— begin MATERIAL —

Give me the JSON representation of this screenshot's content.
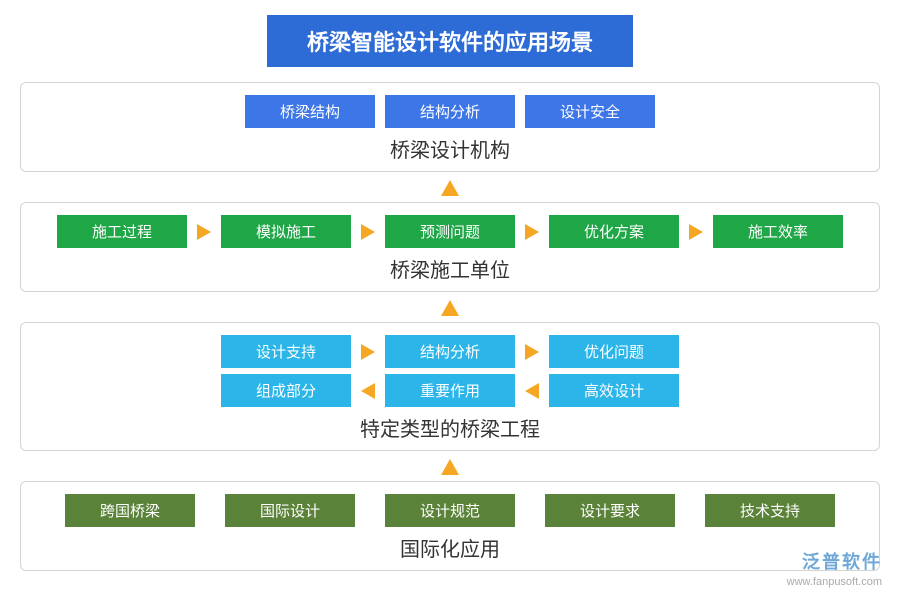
{
  "title": "桥梁智能设计软件的应用场景",
  "colors": {
    "title_bg": "#2d6bd6",
    "blue": "#3d76e6",
    "green": "#1fa647",
    "cyan": "#2bb5e8",
    "olive": "#5a8238",
    "arrow": "#f5a623",
    "panel_border": "#d4d4d4",
    "text": "#333333",
    "bg": "#ffffff"
  },
  "panel1": {
    "subtitle": "桥梁设计机构",
    "items": [
      "桥梁结构",
      "结构分析",
      "设计安全"
    ]
  },
  "panel2": {
    "subtitle": "桥梁施工单位",
    "items": [
      "施工过程",
      "模拟施工",
      "预测问题",
      "优化方案",
      "施工效率"
    ]
  },
  "panel3": {
    "subtitle": "特定类型的桥梁工程",
    "row1": [
      "设计支持",
      "结构分析",
      "优化问题"
    ],
    "row2": [
      "组成部分",
      "重要作用",
      "高效设计"
    ]
  },
  "panel4": {
    "subtitle": "国际化应用",
    "items": [
      "跨国桥梁",
      "国际设计",
      "设计规范",
      "设计要求",
      "技术支持"
    ]
  },
  "watermark": {
    "brand": "泛普软件",
    "url": "www.fanpusoft.com"
  }
}
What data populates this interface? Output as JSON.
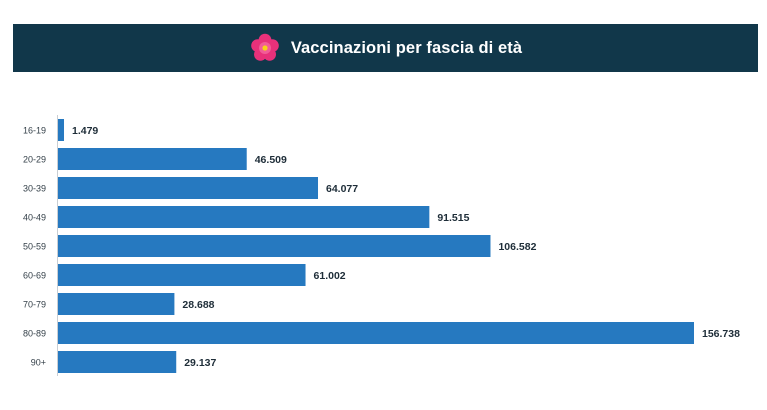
{
  "header": {
    "title": "Vaccinazioni per fascia di età",
    "background": "#11374a",
    "icon": "flower-icon",
    "icon_color": "#e8317a"
  },
  "chart_data": {
    "type": "bar",
    "orientation": "horizontal",
    "categories": [
      "16-19",
      "20-29",
      "30-39",
      "40-49",
      "50-59",
      "60-69",
      "70-79",
      "80-89",
      "90+"
    ],
    "values": [
      1479,
      46509,
      64077,
      91515,
      106582,
      61002,
      28688,
      156738,
      29137
    ],
    "value_labels": [
      "1.479",
      "46.509",
      "64.077",
      "91.515",
      "106.582",
      "61.002",
      "28.688",
      "156.738",
      "29.137"
    ],
    "bar_color": "#2679c0",
    "xlim": [
      0,
      156738
    ],
    "grid": false,
    "legend": "none"
  }
}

— end MATERIAL —

§ TO DO: Skip the images and write out the rest of the listing exactly.

§ THE OUTPUT:
Give me the JSON representation of this screenshot's content.
{
  "title": "桥梁智能设计软件的应用场景",
  "colors": {
    "title_bg": "#2d6bd6",
    "blue": "#3d76e6",
    "green": "#1fa647",
    "cyan": "#2bb5e8",
    "olive": "#5a8238",
    "arrow": "#f5a623",
    "panel_border": "#d4d4d4",
    "text": "#333333",
    "bg": "#ffffff"
  },
  "panel1": {
    "subtitle": "桥梁设计机构",
    "items": [
      "桥梁结构",
      "结构分析",
      "设计安全"
    ]
  },
  "panel2": {
    "subtitle": "桥梁施工单位",
    "items": [
      "施工过程",
      "模拟施工",
      "预测问题",
      "优化方案",
      "施工效率"
    ]
  },
  "panel3": {
    "subtitle": "特定类型的桥梁工程",
    "row1": [
      "设计支持",
      "结构分析",
      "优化问题"
    ],
    "row2": [
      "组成部分",
      "重要作用",
      "高效设计"
    ]
  },
  "panel4": {
    "subtitle": "国际化应用",
    "items": [
      "跨国桥梁",
      "国际设计",
      "设计规范",
      "设计要求",
      "技术支持"
    ]
  },
  "watermark": {
    "brand": "泛普软件",
    "url": "www.fanpusoft.com"
  }
}
What data populates this interface? Output as JSON.
{
  "header": {
    "title": "Vaccinazioni per fascia di età",
    "background": "#11374a",
    "icon": "flower-icon",
    "icon_color": "#e8317a"
  },
  "chart_data": {
    "type": "bar",
    "orientation": "horizontal",
    "categories": [
      "16-19",
      "20-29",
      "30-39",
      "40-49",
      "50-59",
      "60-69",
      "70-79",
      "80-89",
      "90+"
    ],
    "values": [
      1479,
      46509,
      64077,
      91515,
      106582,
      61002,
      28688,
      156738,
      29137
    ],
    "value_labels": [
      "1.479",
      "46.509",
      "64.077",
      "91.515",
      "106.582",
      "61.002",
      "28.688",
      "156.738",
      "29.137"
    ],
    "bar_color": "#2679c0",
    "xlim": [
      0,
      156738
    ],
    "grid": false,
    "legend": "none"
  }
}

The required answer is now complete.